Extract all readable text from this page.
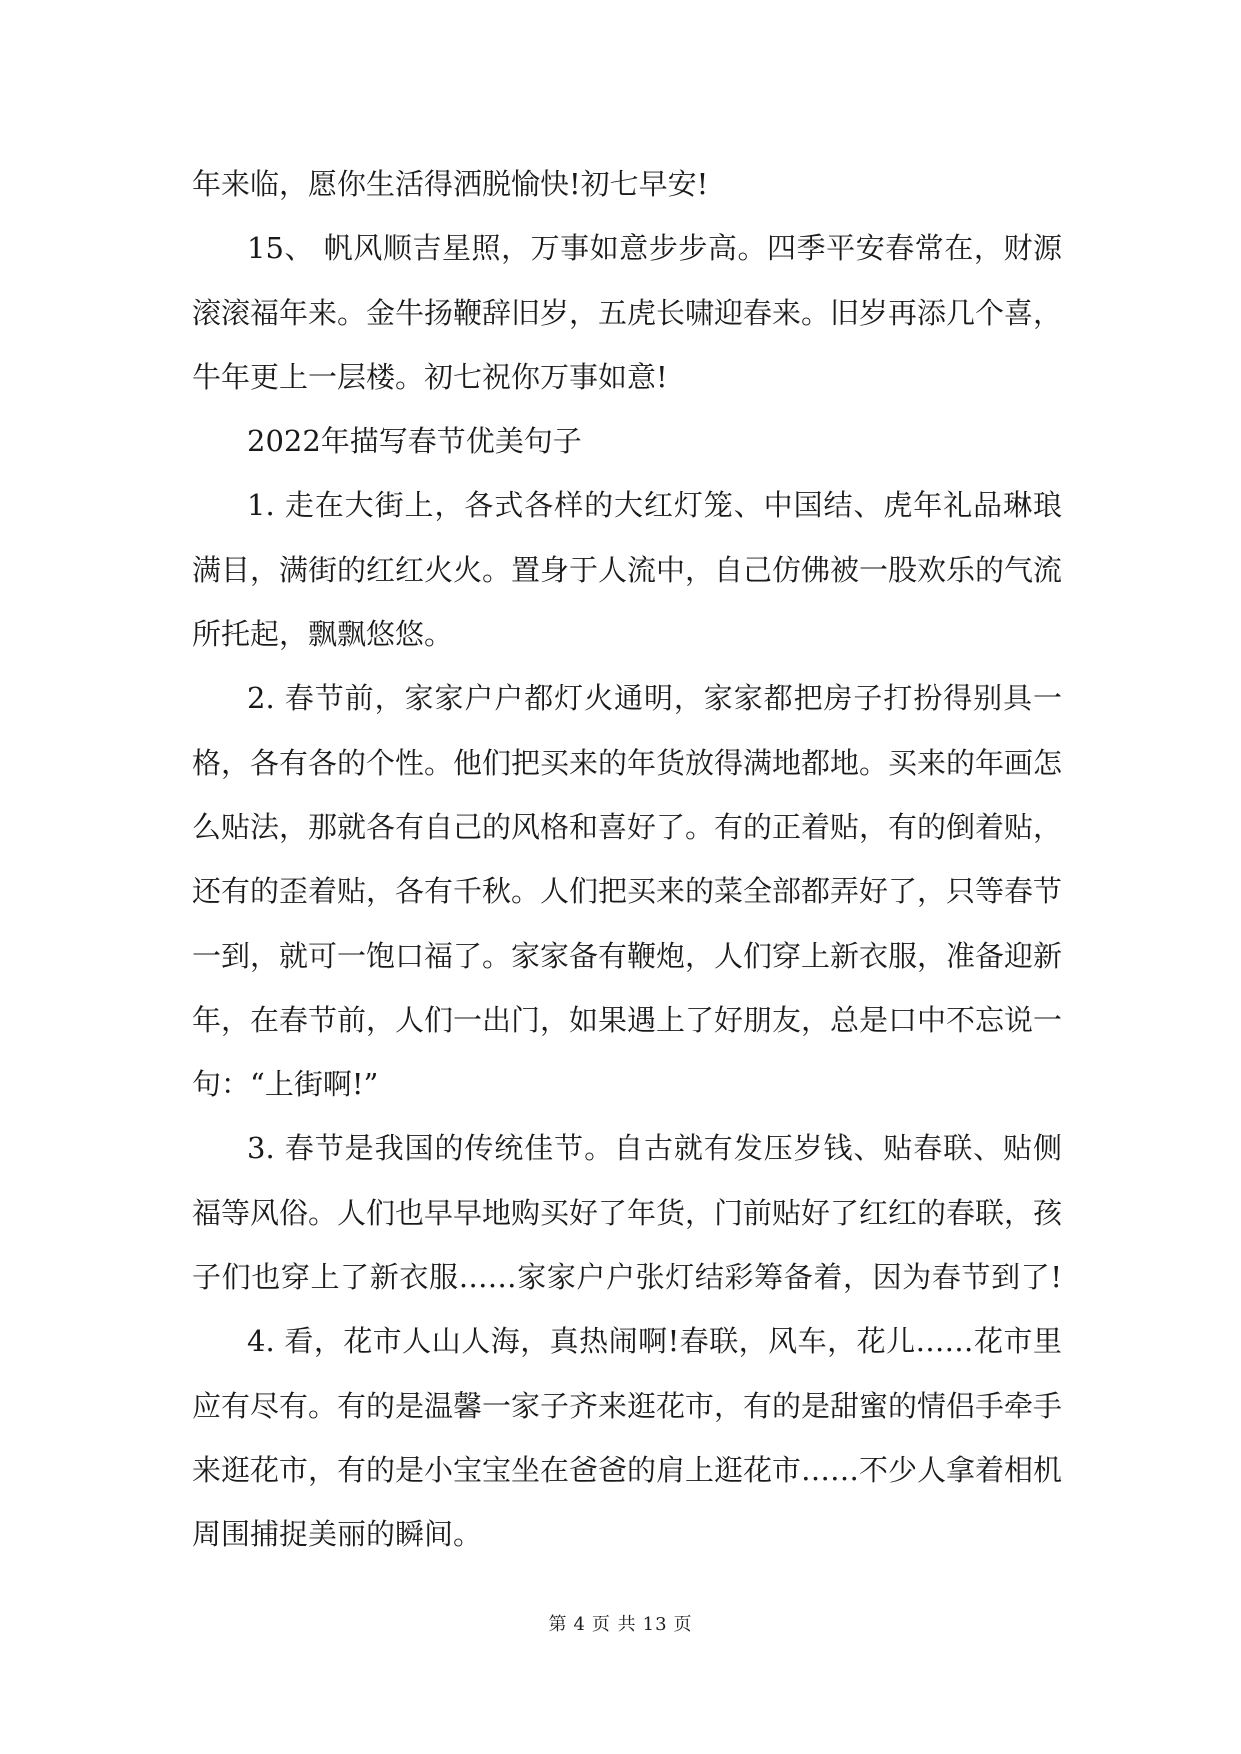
年来临，愿你生活得洒脱愉快!初七早安!
15、 帆风顺吉星照，万事如意步步高。四季平安春常在，财源
滚滚福年来。金牛扬鞭辞旧岁，五虎长啸迎春来。旧岁再添几个喜，
牛年更上一层楼。初七祝你万事如意!
2022年描写春节优美句子
1. 走在大街上，各式各样的大红灯笼、中国结、虎年礼品琳琅
满目，满街的红红火火。置身于人流中，自己仿佛被一股欢乐的气流
所托起，飘飘悠悠。
2. 春节前，家家户户都灯火通明，家家都把房子打扮得别具一
格，各有各的个性。他们把买来的年货放得满地都地。买来的年画怎
么贴法，那就各有自己的风格和喜好了。有的正着贴，有的倒着贴，
还有的歪着贴，各有千秋。人们把买来的菜全部都弄好了，只等春节
一到，就可一饱口福了。家家备有鞭炮，人们穿上新衣服，准备迎新
年，在春节前，人们一出门，如果遇上了好朋友，总是口中不忘说一
句：“上街啊!”
3. 春节是我国的传统佳节。自古就有发压岁钱、贴春联、贴侧
福等风俗。人们也早早地购买好了年货，门前贴好了红红的春联，孩
子们也穿上了新衣服……家家户户张灯结彩筹备着，因为春节到了!
4. 看，花市人山人海，真热闹啊!春联，风车，花儿……花市里
应有尽有。有的是温馨一家子齐来逛花市，有的是甜蜜的情侣手牵手
来逛花市，有的是小宝宝坐在爸爸的肩上逛花市……不少人拿着相机
周围捕捉美丽的瞬间。
第 4 页 共 13 页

#### EXERCISE AIM:
Quote the listing above in full, except for the pictures.

#### WRITTEN RESPONSE:
Extract all readable text from this page.
年来临，愿你生活得洒脱愉快!初七早安!
15、 帆风顺吉星照，万事如意步步高。四季平安春常在，财源
滚滚福年来。金牛扬鞭辞旧岁，五虎长啸迎春来。旧岁再添几个喜，
牛年更上一层楼。初七祝你万事如意!
2022年描写春节优美句子
1. 走在大街上，各式各样的大红灯笼、中国结、虎年礼品琳琅
满目，满街的红红火火。置身于人流中，自己仿佛被一股欢乐的气流
所托起，飘飘悠悠。
2. 春节前，家家户户都灯火通明，家家都把房子打扮得别具一
格，各有各的个性。他们把买来的年货放得满地都地。买来的年画怎
么贴法，那就各有自己的风格和喜好了。有的正着贴，有的倒着贴，
还有的歪着贴，各有千秋。人们把买来的菜全部都弄好了，只等春节
一到，就可一饱口福了。家家备有鞭炮，人们穿上新衣服，准备迎新
年，在春节前，人们一出门，如果遇上了好朋友，总是口中不忘说一
句：“上街啊!”
3. 春节是我国的传统佳节。自古就有发压岁钱、贴春联、贴侧
福等风俗。人们也早早地购买好了年货，门前贴好了红红的春联，孩
子们也穿上了新衣服……家家户户张灯结彩筹备着，因为春节到了!
4. 看，花市人山人海，真热闹啊!春联，风车，花儿……花市里
应有尽有。有的是温馨一家子齐来逛花市，有的是甜蜜的情侣手牵手
来逛花市，有的是小宝宝坐在爸爸的肩上逛花市……不少人拿着相机
周围捕捉美丽的瞬间。
第 4 页 共 13 页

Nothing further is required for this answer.